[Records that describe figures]
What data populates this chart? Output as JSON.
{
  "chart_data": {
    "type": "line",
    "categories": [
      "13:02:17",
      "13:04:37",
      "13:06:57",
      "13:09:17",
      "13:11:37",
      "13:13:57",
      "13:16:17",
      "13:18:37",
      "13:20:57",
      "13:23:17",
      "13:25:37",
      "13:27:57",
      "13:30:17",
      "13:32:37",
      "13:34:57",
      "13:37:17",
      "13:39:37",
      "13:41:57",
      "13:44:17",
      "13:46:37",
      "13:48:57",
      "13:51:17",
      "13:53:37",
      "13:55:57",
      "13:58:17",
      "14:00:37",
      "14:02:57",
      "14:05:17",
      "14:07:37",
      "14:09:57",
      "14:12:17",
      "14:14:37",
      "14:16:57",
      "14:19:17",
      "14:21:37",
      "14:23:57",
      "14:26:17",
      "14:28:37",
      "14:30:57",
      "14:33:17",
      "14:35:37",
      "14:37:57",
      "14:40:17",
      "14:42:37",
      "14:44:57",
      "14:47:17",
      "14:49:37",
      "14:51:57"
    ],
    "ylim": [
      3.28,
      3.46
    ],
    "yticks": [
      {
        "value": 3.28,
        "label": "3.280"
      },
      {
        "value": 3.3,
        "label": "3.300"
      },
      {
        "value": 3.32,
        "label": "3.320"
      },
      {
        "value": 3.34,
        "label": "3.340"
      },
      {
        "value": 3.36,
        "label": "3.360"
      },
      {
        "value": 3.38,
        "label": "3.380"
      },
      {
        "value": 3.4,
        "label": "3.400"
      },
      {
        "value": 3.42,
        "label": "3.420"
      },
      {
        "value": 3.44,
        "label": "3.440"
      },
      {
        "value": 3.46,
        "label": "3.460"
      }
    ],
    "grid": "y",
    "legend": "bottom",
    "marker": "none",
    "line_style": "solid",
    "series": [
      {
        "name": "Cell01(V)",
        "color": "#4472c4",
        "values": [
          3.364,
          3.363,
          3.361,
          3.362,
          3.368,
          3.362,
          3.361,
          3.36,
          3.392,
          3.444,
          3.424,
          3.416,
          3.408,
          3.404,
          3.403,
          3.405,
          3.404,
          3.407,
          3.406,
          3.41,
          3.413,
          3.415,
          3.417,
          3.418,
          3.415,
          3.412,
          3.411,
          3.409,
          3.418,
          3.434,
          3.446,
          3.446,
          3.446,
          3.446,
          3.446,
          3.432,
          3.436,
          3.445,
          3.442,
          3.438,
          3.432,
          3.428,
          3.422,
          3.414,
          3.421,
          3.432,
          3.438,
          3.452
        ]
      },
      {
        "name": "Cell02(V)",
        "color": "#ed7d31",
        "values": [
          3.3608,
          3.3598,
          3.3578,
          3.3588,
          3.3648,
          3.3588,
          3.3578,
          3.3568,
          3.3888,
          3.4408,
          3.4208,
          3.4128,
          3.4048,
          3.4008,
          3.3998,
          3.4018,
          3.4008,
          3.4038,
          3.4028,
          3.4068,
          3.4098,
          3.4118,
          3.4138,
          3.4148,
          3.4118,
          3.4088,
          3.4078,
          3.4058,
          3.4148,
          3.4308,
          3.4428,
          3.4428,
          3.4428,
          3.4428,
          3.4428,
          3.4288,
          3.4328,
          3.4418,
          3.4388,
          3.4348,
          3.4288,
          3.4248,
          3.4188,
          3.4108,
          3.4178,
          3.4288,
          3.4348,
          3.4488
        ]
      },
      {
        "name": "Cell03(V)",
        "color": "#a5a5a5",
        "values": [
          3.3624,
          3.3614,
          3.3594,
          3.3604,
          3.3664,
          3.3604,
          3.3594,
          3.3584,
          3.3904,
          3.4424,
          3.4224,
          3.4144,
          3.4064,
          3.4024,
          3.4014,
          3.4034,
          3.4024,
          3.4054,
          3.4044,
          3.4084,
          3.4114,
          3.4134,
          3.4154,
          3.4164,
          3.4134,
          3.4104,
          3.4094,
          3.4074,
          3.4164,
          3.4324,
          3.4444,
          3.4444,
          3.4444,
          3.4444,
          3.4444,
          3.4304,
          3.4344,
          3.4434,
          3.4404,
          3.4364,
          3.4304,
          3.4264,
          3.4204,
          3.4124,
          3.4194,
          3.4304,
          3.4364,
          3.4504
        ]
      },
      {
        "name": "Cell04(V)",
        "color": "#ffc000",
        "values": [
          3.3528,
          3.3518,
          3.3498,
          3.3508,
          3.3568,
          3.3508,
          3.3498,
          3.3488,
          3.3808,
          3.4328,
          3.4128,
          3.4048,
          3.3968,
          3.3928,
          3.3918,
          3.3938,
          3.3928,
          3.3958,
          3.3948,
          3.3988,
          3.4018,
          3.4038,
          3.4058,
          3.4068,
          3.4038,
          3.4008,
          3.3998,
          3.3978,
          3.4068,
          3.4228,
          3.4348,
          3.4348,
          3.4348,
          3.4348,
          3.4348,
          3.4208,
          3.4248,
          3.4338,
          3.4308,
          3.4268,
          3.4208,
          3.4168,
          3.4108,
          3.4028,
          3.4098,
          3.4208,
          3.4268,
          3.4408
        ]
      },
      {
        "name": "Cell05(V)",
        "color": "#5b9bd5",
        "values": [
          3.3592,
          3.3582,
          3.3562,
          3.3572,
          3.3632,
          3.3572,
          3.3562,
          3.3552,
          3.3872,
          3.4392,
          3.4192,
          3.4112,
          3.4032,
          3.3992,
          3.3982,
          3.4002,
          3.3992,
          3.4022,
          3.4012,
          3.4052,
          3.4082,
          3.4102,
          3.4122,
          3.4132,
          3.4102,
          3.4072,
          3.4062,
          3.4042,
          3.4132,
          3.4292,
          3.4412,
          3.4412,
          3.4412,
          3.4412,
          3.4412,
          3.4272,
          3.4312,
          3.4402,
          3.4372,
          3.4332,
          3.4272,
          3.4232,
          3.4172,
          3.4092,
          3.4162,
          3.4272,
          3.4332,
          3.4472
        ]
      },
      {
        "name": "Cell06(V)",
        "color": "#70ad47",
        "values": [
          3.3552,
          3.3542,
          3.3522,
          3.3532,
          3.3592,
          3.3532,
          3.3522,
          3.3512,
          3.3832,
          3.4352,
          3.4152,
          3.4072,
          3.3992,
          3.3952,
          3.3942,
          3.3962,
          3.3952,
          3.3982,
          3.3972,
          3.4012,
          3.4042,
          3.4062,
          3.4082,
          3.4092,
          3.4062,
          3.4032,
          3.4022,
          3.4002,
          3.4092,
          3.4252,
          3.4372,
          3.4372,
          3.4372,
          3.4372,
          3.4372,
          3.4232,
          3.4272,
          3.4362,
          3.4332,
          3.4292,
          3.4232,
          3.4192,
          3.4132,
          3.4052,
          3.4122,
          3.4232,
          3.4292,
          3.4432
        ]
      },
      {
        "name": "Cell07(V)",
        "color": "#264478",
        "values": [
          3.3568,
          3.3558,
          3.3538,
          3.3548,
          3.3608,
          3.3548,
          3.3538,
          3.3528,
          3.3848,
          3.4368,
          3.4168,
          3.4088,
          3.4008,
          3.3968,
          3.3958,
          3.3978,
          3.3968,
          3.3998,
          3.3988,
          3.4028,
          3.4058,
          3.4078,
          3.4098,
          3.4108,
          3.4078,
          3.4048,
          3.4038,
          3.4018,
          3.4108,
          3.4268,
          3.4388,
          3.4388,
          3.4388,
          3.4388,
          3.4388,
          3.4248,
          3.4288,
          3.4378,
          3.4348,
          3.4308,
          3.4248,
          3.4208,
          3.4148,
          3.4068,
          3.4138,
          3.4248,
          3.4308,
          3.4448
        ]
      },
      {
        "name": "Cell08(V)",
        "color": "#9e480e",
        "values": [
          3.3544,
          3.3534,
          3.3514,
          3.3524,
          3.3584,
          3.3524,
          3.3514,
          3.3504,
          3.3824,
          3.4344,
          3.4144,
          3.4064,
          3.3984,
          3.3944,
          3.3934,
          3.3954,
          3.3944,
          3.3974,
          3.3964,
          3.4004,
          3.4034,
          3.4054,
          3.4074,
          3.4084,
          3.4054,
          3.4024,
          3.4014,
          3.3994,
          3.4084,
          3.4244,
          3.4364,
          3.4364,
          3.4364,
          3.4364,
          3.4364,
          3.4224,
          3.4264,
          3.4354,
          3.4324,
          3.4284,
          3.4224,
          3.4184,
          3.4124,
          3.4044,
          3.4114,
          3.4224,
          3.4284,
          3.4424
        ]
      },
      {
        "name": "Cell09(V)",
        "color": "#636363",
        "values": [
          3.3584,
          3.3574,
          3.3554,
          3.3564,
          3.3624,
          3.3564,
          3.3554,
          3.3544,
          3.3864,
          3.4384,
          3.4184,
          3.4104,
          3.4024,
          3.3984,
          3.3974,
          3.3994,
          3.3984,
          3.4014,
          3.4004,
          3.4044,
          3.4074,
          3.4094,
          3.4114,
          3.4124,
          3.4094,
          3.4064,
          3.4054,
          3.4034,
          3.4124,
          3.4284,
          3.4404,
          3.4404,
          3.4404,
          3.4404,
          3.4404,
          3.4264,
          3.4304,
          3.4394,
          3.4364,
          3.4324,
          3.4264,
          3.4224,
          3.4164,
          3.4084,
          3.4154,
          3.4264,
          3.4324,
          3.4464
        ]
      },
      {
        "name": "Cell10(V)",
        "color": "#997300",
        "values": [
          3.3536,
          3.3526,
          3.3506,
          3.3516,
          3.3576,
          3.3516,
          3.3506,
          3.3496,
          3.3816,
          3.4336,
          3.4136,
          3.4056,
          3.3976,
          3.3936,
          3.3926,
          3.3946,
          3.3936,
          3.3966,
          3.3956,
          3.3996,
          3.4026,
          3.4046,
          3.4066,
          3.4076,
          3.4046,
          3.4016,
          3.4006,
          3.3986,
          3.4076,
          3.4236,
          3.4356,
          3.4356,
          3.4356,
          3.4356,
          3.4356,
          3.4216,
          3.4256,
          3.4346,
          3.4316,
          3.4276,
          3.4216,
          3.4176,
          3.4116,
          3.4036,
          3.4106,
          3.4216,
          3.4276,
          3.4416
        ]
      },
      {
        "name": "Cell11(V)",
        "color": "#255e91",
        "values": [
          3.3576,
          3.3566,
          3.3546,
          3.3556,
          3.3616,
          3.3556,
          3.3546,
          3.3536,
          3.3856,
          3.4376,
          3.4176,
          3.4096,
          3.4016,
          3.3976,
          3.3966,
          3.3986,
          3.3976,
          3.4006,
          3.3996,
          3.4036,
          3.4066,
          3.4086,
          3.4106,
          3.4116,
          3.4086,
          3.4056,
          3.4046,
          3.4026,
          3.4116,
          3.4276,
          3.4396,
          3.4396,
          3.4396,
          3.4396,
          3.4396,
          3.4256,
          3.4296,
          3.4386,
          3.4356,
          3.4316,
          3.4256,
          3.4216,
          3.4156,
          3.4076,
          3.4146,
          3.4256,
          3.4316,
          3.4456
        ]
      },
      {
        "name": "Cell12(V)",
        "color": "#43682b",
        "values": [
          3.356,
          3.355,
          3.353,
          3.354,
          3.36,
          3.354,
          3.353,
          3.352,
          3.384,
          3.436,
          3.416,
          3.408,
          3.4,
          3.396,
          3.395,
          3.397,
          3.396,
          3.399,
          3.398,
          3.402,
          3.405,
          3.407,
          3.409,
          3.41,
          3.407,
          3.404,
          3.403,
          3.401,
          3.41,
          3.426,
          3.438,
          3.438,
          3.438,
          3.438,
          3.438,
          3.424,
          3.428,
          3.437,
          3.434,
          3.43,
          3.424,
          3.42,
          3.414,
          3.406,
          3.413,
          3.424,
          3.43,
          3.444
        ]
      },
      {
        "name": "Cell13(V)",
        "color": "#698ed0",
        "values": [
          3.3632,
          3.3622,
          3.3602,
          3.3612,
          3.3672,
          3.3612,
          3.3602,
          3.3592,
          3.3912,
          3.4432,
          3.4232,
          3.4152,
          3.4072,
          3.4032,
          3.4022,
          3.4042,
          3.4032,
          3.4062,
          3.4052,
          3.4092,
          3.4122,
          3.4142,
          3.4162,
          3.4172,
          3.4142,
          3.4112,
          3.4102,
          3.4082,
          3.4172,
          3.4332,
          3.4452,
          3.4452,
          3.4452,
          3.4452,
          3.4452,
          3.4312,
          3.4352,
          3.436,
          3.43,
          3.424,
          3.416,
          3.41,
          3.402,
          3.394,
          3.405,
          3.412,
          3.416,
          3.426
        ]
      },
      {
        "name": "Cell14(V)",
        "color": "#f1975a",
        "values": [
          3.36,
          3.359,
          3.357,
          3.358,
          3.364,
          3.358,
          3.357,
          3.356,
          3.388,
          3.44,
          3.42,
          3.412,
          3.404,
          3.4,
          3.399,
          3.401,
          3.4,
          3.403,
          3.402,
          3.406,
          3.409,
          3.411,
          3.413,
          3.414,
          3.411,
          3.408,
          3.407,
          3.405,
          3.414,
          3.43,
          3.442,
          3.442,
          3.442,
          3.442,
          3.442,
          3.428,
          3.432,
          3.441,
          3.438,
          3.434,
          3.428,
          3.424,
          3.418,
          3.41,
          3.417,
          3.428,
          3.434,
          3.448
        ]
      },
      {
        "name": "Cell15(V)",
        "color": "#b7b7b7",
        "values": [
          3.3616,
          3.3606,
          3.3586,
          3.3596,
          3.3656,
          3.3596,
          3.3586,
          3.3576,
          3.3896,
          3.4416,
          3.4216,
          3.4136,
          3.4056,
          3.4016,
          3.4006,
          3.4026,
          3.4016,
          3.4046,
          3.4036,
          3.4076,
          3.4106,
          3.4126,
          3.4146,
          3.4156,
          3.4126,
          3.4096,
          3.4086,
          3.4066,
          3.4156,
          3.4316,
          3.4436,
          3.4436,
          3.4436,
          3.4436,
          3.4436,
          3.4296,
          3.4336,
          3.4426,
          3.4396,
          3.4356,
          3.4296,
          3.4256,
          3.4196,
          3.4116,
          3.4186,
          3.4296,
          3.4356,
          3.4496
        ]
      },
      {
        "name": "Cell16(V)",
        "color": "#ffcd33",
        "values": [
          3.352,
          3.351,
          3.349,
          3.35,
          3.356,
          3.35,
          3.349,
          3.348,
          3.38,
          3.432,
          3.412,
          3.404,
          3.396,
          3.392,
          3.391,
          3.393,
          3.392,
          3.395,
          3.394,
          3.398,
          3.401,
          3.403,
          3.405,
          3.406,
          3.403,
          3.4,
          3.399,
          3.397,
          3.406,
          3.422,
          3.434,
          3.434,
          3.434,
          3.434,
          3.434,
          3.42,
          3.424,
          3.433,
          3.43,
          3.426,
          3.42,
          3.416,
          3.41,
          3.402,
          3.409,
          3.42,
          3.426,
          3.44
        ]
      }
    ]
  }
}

**Instruction**
Give the count of lines in the data above that hold the string "label", with no additional words.

**Answer for the task**
10